*Extrait de texte*:
####################

Interrogée sur son choix d’un acteur américain pour incarner Louis XV, la réalisatrice a révélé qu’elle avait dans un premier temps proposé ce rôle à des comédiens français, mais qu’elle avait finalement décidé d’être « loyale à son désir » de jouer avec Johnny Depp. « Je voulais vibrer pour le partenaire qui allait m’accompagner durant le tournage. Je savais que j’allais jouer dans mon film et que j’allais l’embrasser. Je préférais un acteur sexy. » Elle a aussi souligné le fait qu’il connaissait déjà parfaitement l’histoire de France et que leur première rencontre avait été un coup de foudre.
Interpellée sur les polémiques qu’a suscité le film (et surtout son acteur principal), elle a répondu qu’elle ne lisait pas ce qui se disait dans la presse « pour [s]e protéger ». « Ce n’est pas mon premier Festival, je sais comment ça marche. Il se dit forcément des choses négatives sur mon œuvre, mais c’est le jeu de Cannes ».
Malgré la présence du casting, seuls Maïwenn et Johnny Depp ont été sollicités par les journalistes dans la salle. L’acteur américain a confié qu’il était « surpris d’avoir obtenu ce rôle » et qu’au début, il pensait que « c’était une erreur ». « Je me suis dit que c’était un acte de courage de la part de Maïwenn de proposer le rôle de Louis XV à quelqu’un qui vient du fin fond du Kentucky. » Les conséquences du procès de l’acteur, qui a marqué la scène médiatique l’année dernière, étaient l’objet de nombreuses questions.
Cependant, il a annoncé ne pas avoir l’impression d’être boycotté par Hollywood, car il « n’y pense pas et [s]’en fout », et que l’on pouvait « croire ce que [l’on veut], car la vérité est la vérité ». Concernant sa venue controversée au Festival, il a déclaré : « Qu’est-ce que je vais faire si des gens ne veulent pas que je vienne ? Et s’ils ne m’autorisaient pas à être ici, ou à McDo, pour quelque raison que ce soit ? Qui sont ces personnes ? Pourquoi ça les intéresse ? » Bref, Sa Majesté Depp a diverti sa cour et ignoré les faits qui lui étaient reprochés.
Festival de talents avec Michael Douglas, Monster et Le Règne animal
14h30. Michael Douglas s’est vu remettre une Palme d’or d’honneur à l’occasion de la cérémonie d’ouverture. À travers une carrière de plus de 50 ans, l’acteur américain s’est illustré dans une variété de rôles. De sex-symbol sulfureux à trader de Wall Street, en passant par le célèbre pianiste Liberace, cette 76e édition a voulu mettre en lumière son travail et sa capacité à se réinventer au fil des décennies. La superstar hollywoodienne est par ailleurs revenue sur cette soif inextinguible de cinéma et sa curiosité dévorante à l’occasion d’une masterclass exceptionnelle à laquelle L’Éclaireur a eu la chance d’assister.

####################

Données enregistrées
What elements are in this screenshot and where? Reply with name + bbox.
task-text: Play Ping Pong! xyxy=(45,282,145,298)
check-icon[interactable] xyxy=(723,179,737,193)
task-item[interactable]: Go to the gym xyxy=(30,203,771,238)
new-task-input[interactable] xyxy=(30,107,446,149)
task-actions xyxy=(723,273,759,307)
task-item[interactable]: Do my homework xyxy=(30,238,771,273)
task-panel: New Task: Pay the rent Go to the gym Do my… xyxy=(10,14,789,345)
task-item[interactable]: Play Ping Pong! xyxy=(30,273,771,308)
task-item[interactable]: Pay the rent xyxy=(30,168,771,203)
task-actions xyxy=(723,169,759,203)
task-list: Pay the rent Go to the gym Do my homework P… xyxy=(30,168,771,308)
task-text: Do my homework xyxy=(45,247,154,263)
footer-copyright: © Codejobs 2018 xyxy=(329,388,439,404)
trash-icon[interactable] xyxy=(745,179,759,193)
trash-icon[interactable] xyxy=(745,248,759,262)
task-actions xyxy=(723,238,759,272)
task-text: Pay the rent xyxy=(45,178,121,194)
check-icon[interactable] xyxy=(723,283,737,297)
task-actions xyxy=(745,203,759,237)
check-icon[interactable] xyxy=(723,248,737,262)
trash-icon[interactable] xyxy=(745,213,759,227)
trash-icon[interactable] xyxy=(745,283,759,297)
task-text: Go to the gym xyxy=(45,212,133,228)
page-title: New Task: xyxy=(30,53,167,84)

####################

*Exercices*:
#1 Recopiez mot pour mot le passage de l'extrait allant de « Cependant, il a » jusqu'à « lui étaient reprochés. » inclus.
#2 Répondez brièvement à ces questions d'après l'extrait :
(a) À qui la réalisatrice a-t-elle d'abord proposé le rôle de Louis XV ?
(b) D'où Johnny Depp dit-il venir ?
(c) Quelle récompense Michael Douglas a-t-il reçue lors de la cérémonie d'ouverture ?

*Corrigé par exercice*:
#1
Cependant, il a annoncé ne pas avoir l’impression d’être boycotté par Hollywood, car il « n’y pense pas et [s]’en fout », et que l’on pouvait « croire ce que [l’on veut], car la vérité est la vérité ». Concernant sa venue controversée au Festival, il a déclaré : « Qu’est-ce que je vais faire si des gens ne veulent pas que je vienne ? Et s’ils ne m’autorisaient pas à être ici, ou à McDo, pour quelque raison que ce soit ? Qui sont ces personnes ? Pourquoi ça les intéresse ? » Bref, Sa Majesté Depp a diverti sa cour et ignoré les faits qui lui étaient reprochés.

#2
(a) À des comédiens français.
(b) Du fin fond du Kentucky.
(c) Une Palme d'or d'honneur.